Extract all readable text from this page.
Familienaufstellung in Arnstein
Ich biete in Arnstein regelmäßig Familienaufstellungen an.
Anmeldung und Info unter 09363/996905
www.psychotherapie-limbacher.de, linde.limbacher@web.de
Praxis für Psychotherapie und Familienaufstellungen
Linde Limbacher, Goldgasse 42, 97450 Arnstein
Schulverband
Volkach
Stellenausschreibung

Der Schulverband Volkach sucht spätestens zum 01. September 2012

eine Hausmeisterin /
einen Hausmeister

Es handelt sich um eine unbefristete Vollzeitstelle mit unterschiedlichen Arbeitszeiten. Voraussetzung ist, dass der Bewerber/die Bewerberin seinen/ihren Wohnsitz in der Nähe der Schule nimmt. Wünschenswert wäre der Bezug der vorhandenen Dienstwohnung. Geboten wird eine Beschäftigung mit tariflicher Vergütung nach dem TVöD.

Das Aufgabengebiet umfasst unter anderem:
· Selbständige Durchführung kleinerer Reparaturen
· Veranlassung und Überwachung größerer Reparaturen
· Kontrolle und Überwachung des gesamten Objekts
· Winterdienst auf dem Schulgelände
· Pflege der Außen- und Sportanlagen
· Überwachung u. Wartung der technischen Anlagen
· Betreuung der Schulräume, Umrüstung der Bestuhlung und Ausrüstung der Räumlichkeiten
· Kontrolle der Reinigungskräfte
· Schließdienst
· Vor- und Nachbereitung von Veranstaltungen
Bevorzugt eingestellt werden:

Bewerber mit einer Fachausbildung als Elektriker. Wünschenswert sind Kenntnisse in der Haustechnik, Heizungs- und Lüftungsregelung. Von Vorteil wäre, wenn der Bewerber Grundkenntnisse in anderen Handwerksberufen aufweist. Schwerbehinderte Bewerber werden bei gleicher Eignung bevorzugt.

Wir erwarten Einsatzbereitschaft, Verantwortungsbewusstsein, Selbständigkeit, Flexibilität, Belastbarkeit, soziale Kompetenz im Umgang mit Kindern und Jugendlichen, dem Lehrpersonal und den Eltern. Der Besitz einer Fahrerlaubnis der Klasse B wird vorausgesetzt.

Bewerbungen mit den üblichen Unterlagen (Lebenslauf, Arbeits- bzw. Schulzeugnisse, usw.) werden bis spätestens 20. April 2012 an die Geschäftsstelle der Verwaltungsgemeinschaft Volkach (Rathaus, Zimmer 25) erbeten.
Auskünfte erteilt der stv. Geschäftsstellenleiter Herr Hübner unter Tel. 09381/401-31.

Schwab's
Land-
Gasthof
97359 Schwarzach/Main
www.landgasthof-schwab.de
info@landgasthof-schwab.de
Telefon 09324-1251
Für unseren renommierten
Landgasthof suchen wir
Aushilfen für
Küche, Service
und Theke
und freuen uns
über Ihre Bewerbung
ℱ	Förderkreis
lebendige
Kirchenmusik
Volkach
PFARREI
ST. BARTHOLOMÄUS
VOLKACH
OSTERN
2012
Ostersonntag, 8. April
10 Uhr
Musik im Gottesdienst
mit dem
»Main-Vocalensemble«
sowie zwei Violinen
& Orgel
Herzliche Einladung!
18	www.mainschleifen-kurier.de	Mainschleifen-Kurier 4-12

------------------------

All of the data above should be transcribed exactly.

Extract all readable text from this page.
Familienaufstellung in Arnstein
Ich biete in Arnstein regelmäßig Familienaufstellungen an.
Anmeldung und Info unter 09363/996905
www.psychotherapie-limbacher.de, linde.limbacher@web.de
Praxis für Psychotherapie und Familienaufstellungen
Linde Limbacher, Goldgasse 42, 97450 Arnstein
Schulverband
Volkach
Stellenausschreibung

Der Schulverband Volkach sucht spätestens zum 01. September 2012

eine Hausmeisterin /
einen Hausmeister

Es handelt sich um eine unbefristete Vollzeitstelle mit unterschiedlichen Arbeitszeiten. Voraussetzung ist, dass der Bewerber/die Bewerberin seinen/ihren Wohnsitz in der Nähe der Schule nimmt. Wünschenswert wäre der Bezug der vorhandenen Dienstwohnung. Geboten wird eine Beschäftigung mit tariflicher Vergütung nach dem TVöD.

Das Aufgabengebiet umfasst unter anderem:
· Selbständige Durchführung kleinerer Reparaturen
· Veranlassung und Überwachung größerer Reparaturen
· Kontrolle und Überwachung des gesamten Objekts
· Winterdienst auf dem Schulgelände
· Pflege der Außen- und Sportanlagen
· Überwachung u. Wartung der technischen Anlagen
· Betreuung der Schulräume, Umrüstung der Bestuhlung und Ausrüstung der Räumlichkeiten
· Kontrolle der Reinigungskräfte
· Schließdienst
· Vor- und Nachbereitung von Veranstaltungen
Bevorzugt eingestellt werden:

Bewerber mit einer Fachausbildung als Elektriker. Wünschenswert sind Kenntnisse in der Haustechnik, Heizungs- und Lüftungsregelung. Von Vorteil wäre, wenn der Bewerber Grundkenntnisse in anderen Handwerksberufen aufweist. Schwerbehinderte Bewerber werden bei gleicher Eignung bevorzugt.

Wir erwarten Einsatzbereitschaft, Verantwortungsbewusstsein, Selbständigkeit, Flexibilität, Belastbarkeit, soziale Kompetenz im Umgang mit Kindern und Jugendlichen, dem Lehrpersonal und den Eltern. Der Besitz einer Fahrerlaubnis der Klasse B wird vorausgesetzt.

Bewerbungen mit den üblichen Unterlagen (Lebenslauf, Arbeits- bzw. Schulzeugnisse, usw.) werden bis spätestens 20. April 2012 an die Geschäftsstelle der Verwaltungsgemeinschaft Volkach (Rathaus, Zimmer 25) erbeten.
Auskünfte erteilt der stv. Geschäftsstellenleiter Herr Hübner unter Tel. 09381/401-31.

Schwab's
Land-
Gasthof
97359 Schwarzach/Main
www.landgasthof-schwab.de
info@landgasthof-schwab.de
Telefon 09324-1251
Für unseren renommierten
Landgasthof suchen wir
Aushilfen für
Küche, Service
und Theke
und freuen uns
über Ihre Bewerbung
ℱ	Förderkreis
lebendige
Kirchenmusik
Volkach
PFARREI
ST. BARTHOLOMÄUS
VOLKACH
OSTERN
2012
Ostersonntag, 8. April
10 Uhr
Musik im Gottesdienst
mit dem
»Main-Vocalensemble«
sowie zwei Violinen
& Orgel
Herzliche Einladung!
18	www.mainschleifen-kurier.de	Mainschleifen-Kurier 4-12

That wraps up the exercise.